##### Source material #####

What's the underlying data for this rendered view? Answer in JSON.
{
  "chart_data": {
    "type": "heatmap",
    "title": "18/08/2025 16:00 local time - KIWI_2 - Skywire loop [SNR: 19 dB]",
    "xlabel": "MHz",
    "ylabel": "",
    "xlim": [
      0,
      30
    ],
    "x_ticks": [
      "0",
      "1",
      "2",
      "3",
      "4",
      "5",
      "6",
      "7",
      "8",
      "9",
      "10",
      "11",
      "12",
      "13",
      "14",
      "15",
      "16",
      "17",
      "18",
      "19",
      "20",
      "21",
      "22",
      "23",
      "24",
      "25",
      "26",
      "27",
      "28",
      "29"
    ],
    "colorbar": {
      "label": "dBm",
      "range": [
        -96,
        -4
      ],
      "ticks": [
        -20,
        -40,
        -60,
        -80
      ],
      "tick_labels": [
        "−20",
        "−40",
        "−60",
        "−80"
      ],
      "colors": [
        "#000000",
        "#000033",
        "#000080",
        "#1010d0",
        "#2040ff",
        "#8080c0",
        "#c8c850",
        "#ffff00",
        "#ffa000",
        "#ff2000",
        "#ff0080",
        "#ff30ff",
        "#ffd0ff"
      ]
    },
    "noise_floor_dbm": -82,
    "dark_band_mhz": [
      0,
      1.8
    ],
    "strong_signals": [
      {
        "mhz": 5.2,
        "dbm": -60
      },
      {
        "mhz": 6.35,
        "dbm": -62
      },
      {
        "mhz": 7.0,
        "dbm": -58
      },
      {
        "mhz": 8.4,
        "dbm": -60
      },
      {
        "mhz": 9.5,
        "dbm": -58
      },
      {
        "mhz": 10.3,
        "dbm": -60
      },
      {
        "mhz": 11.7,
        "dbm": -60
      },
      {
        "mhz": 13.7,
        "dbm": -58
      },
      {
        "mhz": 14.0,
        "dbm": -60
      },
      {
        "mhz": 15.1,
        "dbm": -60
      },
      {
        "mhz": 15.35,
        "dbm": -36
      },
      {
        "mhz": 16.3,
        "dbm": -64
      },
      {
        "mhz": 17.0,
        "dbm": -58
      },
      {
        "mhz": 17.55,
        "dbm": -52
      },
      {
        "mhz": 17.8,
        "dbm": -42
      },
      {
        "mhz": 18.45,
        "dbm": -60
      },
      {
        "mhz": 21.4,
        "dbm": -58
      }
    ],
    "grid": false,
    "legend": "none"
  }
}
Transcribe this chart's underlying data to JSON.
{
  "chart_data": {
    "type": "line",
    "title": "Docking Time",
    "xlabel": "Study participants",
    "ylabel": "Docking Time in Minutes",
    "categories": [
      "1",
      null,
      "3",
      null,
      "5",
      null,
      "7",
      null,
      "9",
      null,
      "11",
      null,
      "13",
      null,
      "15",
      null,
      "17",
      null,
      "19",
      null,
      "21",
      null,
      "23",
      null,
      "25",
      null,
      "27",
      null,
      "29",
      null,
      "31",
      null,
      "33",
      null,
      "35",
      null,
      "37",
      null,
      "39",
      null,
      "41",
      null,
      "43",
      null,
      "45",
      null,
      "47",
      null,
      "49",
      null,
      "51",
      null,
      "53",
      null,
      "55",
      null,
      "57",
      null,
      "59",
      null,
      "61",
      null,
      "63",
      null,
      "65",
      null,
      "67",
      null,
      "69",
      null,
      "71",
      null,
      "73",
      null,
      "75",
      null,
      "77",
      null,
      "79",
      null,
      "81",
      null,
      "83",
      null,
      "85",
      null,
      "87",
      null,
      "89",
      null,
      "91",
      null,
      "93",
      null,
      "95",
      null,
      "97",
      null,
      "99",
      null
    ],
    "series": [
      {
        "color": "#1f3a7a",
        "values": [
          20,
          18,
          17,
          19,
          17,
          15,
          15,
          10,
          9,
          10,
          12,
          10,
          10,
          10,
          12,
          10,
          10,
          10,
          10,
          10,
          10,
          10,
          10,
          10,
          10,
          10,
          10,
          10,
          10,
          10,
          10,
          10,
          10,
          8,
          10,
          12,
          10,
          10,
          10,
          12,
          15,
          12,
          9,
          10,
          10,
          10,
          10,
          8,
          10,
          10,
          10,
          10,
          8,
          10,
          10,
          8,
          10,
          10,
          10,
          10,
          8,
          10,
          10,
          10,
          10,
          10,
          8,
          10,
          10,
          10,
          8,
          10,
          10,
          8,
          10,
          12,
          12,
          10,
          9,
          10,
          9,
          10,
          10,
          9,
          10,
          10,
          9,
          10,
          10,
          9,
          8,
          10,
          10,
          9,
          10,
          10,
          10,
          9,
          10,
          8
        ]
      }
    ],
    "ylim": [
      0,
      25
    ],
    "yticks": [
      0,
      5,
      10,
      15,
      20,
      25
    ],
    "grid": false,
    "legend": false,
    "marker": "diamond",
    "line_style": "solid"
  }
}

#####

Directions for this task: Reproduce the full set of records precisely.

Solution to this task:
What's the underlying data for this rendered view? Answer in JSON.
{
  "chart_data": {
    "type": "heatmap",
    "title": "18/08/2025 16:00 local time - KIWI_2 - Skywire loop [SNR: 19 dB]",
    "xlabel": "MHz",
    "ylabel": "",
    "xlim": [
      0,
      30
    ],
    "x_ticks": [
      "0",
      "1",
      "2",
      "3",
      "4",
      "5",
      "6",
      "7",
      "8",
      "9",
      "10",
      "11",
      "12",
      "13",
      "14",
      "15",
      "16",
      "17",
      "18",
      "19",
      "20",
      "21",
      "22",
      "23",
      "24",
      "25",
      "26",
      "27",
      "28",
      "29"
    ],
    "colorbar": {
      "label": "dBm",
      "range": [
        -96,
        -4
      ],
      "ticks": [
        -20,
        -40,
        -60,
        -80
      ],
      "tick_labels": [
        "−20",
        "−40",
        "−60",
        "−80"
      ],
      "colors": [
        "#000000",
        "#000033",
        "#000080",
        "#1010d0",
        "#2040ff",
        "#8080c0",
        "#c8c850",
        "#ffff00",
        "#ffa000",
        "#ff2000",
        "#ff0080",
        "#ff30ff",
        "#ffd0ff"
      ]
    },
    "noise_floor_dbm": -82,
    "dark_band_mhz": [
      0,
      1.8
    ],
    "strong_signals": [
      {
        "mhz": 5.2,
        "dbm": -60
      },
      {
        "mhz": 6.35,
        "dbm": -62
      },
      {
        "mhz": 7.0,
        "dbm": -58
      },
      {
        "mhz": 8.4,
        "dbm": -60
      },
      {
        "mhz": 9.5,
        "dbm": -58
      },
      {
        "mhz": 10.3,
        "dbm": -60
      },
      {
        "mhz": 11.7,
        "dbm": -60
      },
      {
        "mhz": 13.7,
        "dbm": -58
      },
      {
        "mhz": 14.0,
        "dbm": -60
      },
      {
        "mhz": 15.1,
        "dbm": -60
      },
      {
        "mhz": 15.35,
        "dbm": -36
      },
      {
        "mhz": 16.3,
        "dbm": -64
      },
      {
        "mhz": 17.0,
        "dbm": -58
      },
      {
        "mhz": 17.55,
        "dbm": -52
      },
      {
        "mhz": 17.8,
        "dbm": -42
      },
      {
        "mhz": 18.45,
        "dbm": -60
      },
      {
        "mhz": 21.4,
        "dbm": -58
      }
    ],
    "grid": false,
    "legend": "none"
  }
}
Transcribe this chart's underlying data to JSON.
{
  "chart_data": {
    "type": "line",
    "title": "Docking Time",
    "xlabel": "Study participants",
    "ylabel": "Docking Time in Minutes",
    "categories": [
      "1",
      null,
      "3",
      null,
      "5",
      null,
      "7",
      null,
      "9",
      null,
      "11",
      null,
      "13",
      null,
      "15",
      null,
      "17",
      null,
      "19",
      null,
      "21",
      null,
      "23",
      null,
      "25",
      null,
      "27",
      null,
      "29",
      null,
      "31",
      null,
      "33",
      null,
      "35",
      null,
      "37",
      null,
      "39",
      null,
      "41",
      null,
      "43",
      null,
      "45",
      null,
      "47",
      null,
      "49",
      null,
      "51",
      null,
      "53",
      null,
      "55",
      null,
      "57",
      null,
      "59",
      null,
      "61",
      null,
      "63",
      null,
      "65",
      null,
      "67",
      null,
      "69",
      null,
      "71",
      null,
      "73",
      null,
      "75",
      null,
      "77",
      null,
      "79",
      null,
      "81",
      null,
      "83",
      null,
      "85",
      null,
      "87",
      null,
      "89",
      null,
      "91",
      null,
      "93",
      null,
      "95",
      null,
      "97",
      null,
      "99",
      null
    ],
    "series": [
      {
        "color": "#1f3a7a",
        "values": [
          20,
          18,
          17,
          19,
          17,
          15,
          15,
          10,
          9,
          10,
          12,
          10,
          10,
          10,
          12,
          10,
          10,
          10,
          10,
          10,
          10,
          10,
          10,
          10,
          10,
          10,
          10,
          10,
          10,
          10,
          10,
          10,
          10,
          8,
          10,
          12,
          10,
          10,
          10,
          12,
          15,
          12,
          9,
          10,
          10,
          10,
          10,
          8,
          10,
          10,
          10,
          10,
          8,
          10,
          10,
          8,
          10,
          10,
          10,
          10,
          8,
          10,
          10,
          10,
          10,
          10,
          8,
          10,
          10,
          10,
          8,
          10,
          10,
          8,
          10,
          12,
          12,
          10,
          9,
          10,
          9,
          10,
          10,
          9,
          10,
          10,
          9,
          10,
          10,
          9,
          8,
          10,
          10,
          9,
          10,
          10,
          10,
          9,
          10,
          8
        ]
      }
    ],
    "ylim": [
      0,
      25
    ],
    "yticks": [
      0,
      5,
      10,
      15,
      20,
      25
    ],
    "grid": false,
    "legend": false,
    "marker": "diamond",
    "line_style": "solid"
  }
}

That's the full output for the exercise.